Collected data
━━━
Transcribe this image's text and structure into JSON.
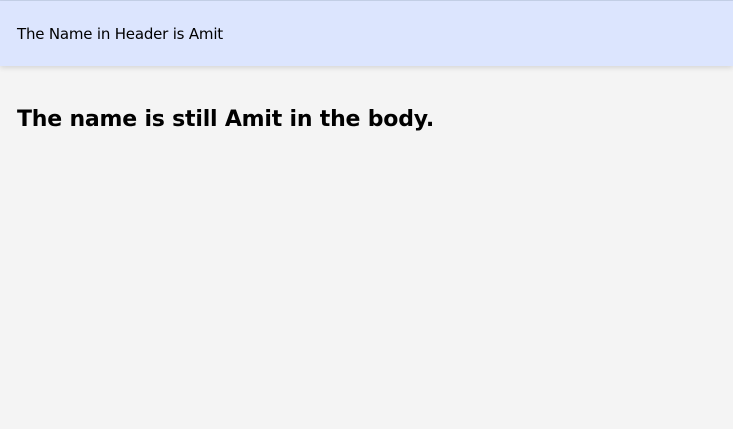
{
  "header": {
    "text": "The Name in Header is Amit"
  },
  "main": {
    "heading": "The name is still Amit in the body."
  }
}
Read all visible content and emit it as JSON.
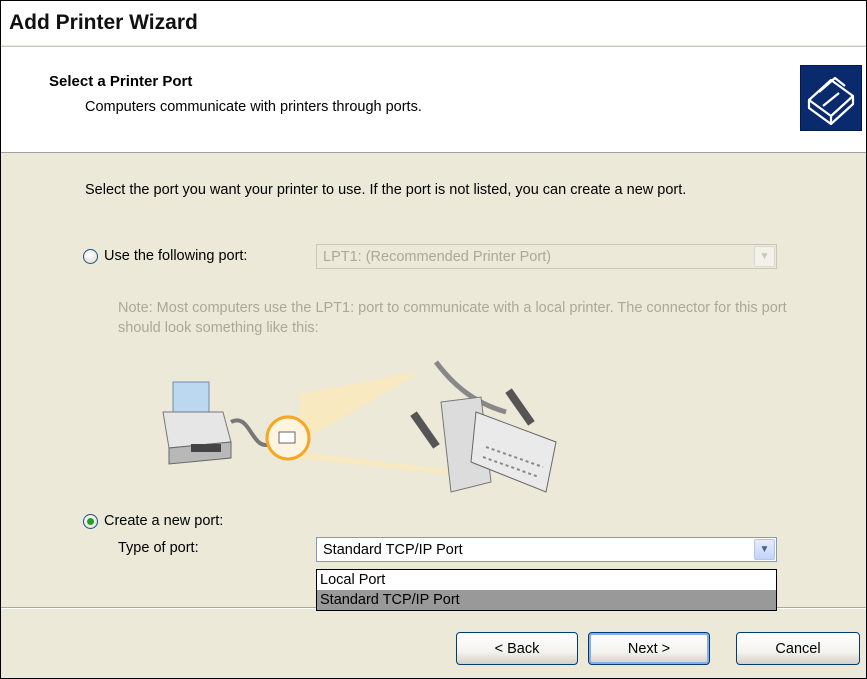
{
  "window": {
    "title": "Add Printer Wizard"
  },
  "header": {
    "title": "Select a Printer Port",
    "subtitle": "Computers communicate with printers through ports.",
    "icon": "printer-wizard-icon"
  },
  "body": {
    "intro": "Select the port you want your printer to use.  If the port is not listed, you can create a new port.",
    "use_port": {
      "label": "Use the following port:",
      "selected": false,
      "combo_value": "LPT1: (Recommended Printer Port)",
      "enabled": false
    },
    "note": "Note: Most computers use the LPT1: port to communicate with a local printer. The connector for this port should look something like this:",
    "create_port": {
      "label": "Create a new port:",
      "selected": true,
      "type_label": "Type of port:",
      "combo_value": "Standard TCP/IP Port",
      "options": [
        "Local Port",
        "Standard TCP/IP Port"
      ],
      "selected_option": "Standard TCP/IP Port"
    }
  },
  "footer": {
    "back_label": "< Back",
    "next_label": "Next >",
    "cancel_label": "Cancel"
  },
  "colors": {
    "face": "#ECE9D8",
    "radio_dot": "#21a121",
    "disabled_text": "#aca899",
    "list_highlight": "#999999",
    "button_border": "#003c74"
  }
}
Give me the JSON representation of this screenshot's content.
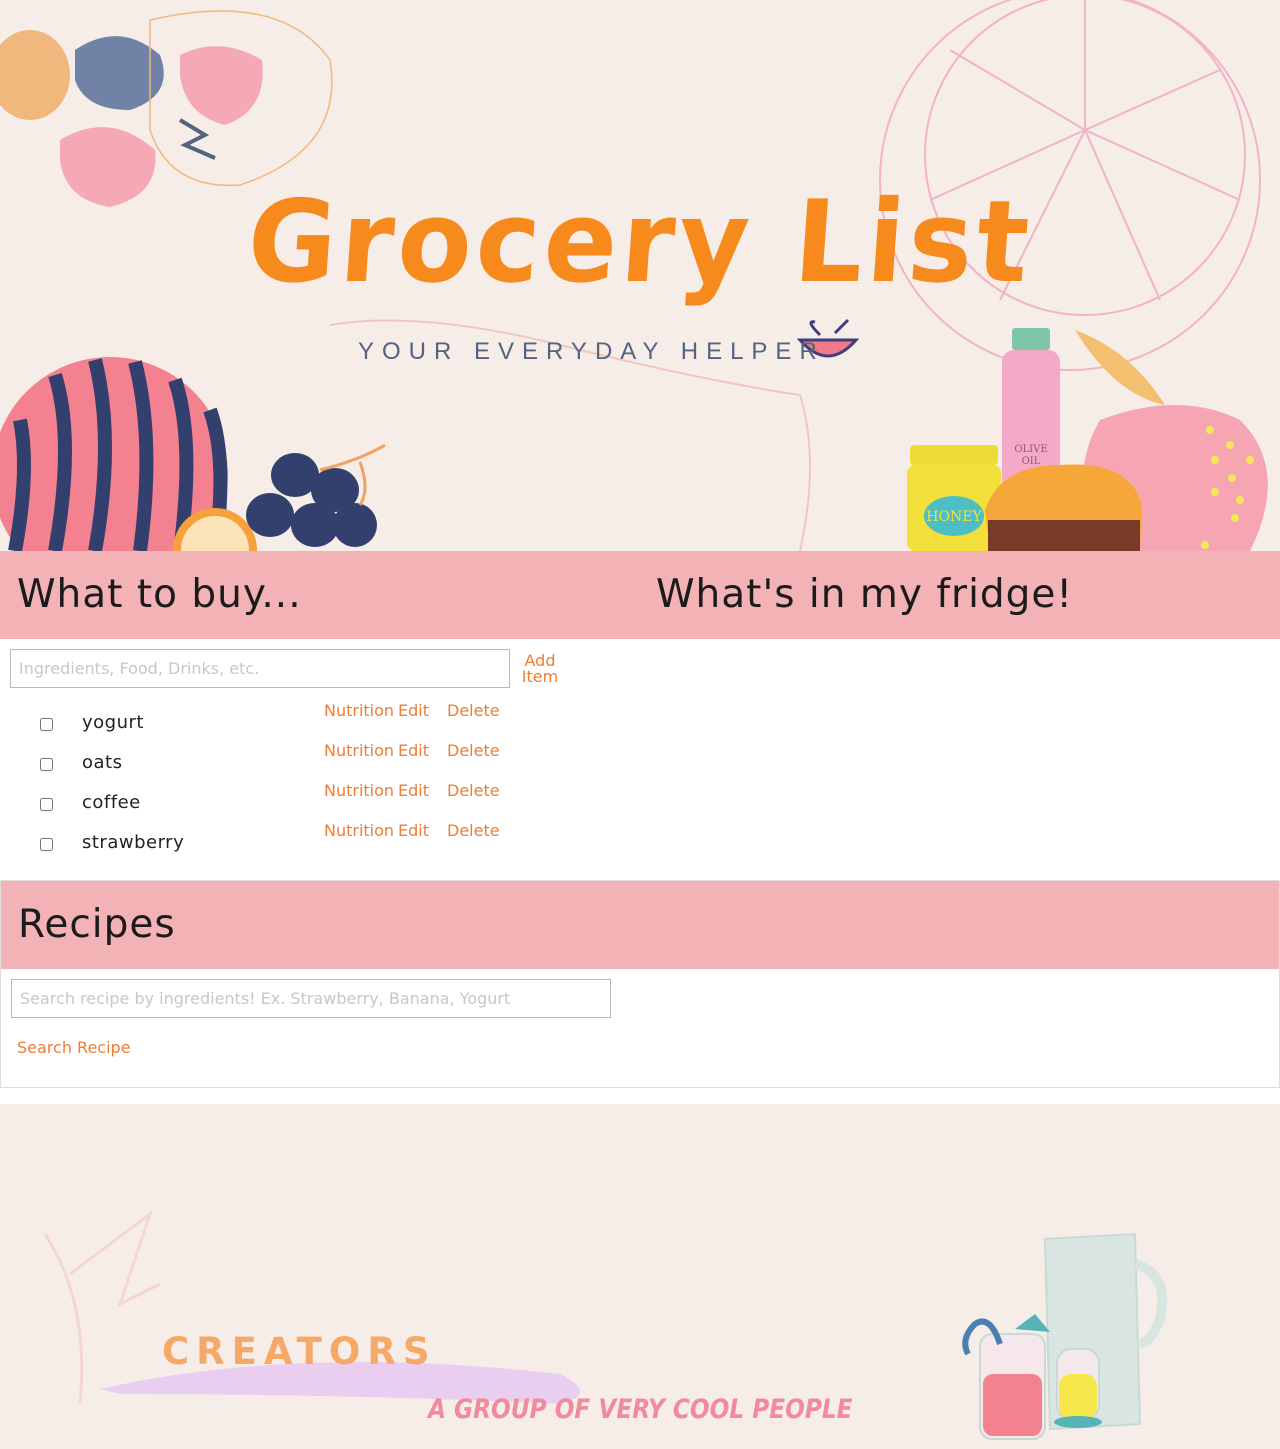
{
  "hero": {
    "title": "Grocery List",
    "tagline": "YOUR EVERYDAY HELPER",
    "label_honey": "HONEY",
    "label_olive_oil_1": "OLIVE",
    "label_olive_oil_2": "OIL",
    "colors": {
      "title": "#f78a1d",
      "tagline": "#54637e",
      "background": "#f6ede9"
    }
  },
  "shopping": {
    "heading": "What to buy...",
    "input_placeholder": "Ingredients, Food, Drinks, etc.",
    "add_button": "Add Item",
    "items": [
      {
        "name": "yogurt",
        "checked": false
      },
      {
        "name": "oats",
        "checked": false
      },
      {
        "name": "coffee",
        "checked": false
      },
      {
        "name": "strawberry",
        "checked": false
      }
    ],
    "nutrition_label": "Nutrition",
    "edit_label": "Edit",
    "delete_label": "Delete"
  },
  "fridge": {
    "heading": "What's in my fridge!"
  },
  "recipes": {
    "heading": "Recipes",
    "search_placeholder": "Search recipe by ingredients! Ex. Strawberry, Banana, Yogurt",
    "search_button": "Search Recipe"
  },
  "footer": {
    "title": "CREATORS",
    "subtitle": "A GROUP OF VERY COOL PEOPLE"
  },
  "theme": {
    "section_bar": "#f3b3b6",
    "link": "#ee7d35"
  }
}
━━━
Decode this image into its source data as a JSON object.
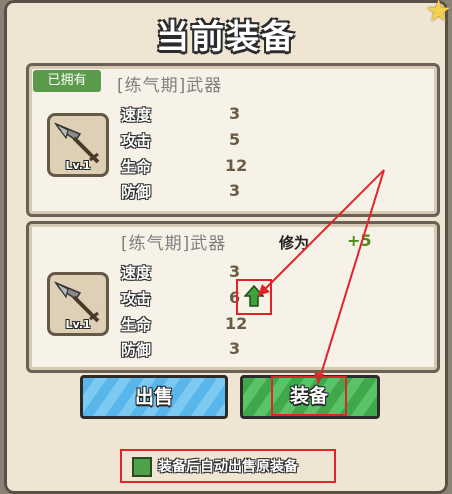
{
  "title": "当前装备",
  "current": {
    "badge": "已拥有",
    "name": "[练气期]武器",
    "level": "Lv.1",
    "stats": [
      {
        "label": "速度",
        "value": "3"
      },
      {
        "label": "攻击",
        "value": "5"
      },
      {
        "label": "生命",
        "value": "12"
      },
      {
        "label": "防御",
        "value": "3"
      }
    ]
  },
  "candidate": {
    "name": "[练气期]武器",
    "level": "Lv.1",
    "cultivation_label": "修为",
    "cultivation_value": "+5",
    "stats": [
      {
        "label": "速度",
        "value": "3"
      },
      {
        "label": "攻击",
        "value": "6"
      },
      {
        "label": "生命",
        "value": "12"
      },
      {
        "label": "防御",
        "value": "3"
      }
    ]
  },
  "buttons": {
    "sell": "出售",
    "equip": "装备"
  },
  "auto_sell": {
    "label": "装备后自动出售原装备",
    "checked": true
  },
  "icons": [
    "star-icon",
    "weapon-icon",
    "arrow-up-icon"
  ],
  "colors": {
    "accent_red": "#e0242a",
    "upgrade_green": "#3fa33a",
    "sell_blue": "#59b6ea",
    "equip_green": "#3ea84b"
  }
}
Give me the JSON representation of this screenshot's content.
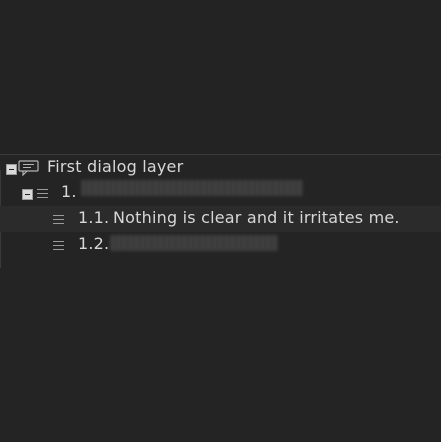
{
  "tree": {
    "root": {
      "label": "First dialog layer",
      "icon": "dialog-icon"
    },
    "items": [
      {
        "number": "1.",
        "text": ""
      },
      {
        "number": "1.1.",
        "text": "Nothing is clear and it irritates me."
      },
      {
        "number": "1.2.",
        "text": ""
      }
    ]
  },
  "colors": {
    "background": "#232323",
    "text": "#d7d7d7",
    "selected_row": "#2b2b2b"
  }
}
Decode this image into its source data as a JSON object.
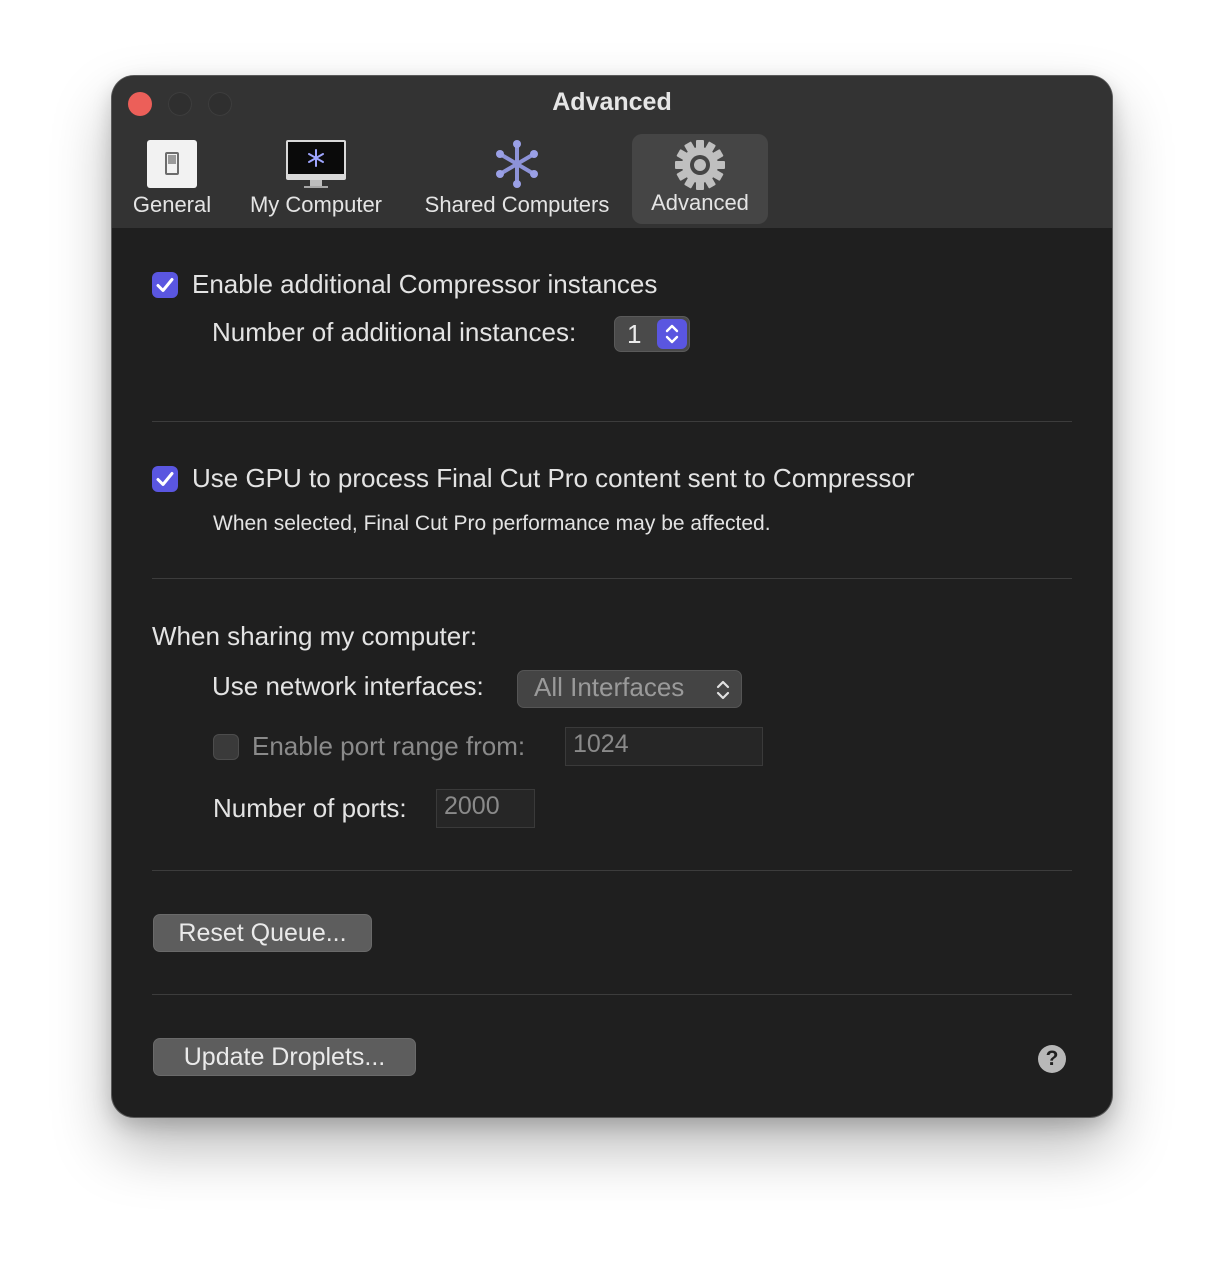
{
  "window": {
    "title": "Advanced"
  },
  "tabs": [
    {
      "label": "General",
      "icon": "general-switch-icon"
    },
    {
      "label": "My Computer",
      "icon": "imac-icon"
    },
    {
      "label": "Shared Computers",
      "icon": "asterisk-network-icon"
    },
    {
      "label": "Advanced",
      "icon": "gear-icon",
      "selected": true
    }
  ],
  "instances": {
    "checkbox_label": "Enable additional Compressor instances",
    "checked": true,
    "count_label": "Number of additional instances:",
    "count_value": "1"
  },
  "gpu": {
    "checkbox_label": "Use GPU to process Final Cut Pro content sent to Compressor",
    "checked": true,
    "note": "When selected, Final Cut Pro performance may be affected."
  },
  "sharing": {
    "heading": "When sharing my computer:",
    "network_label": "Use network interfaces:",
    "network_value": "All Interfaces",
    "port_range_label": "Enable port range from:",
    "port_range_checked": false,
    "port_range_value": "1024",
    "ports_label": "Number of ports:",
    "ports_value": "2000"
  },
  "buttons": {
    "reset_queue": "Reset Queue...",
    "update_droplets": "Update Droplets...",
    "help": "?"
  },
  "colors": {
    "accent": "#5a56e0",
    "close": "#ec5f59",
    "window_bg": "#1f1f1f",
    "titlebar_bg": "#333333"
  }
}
━━━
Pick out every line above that contains the word "Final" and copy it.

    "checkbox_label": "Use GPU to process Final Cut Pro content sent to Compressor",
    "note": "When selected, Final Cut Pro performance may be affected."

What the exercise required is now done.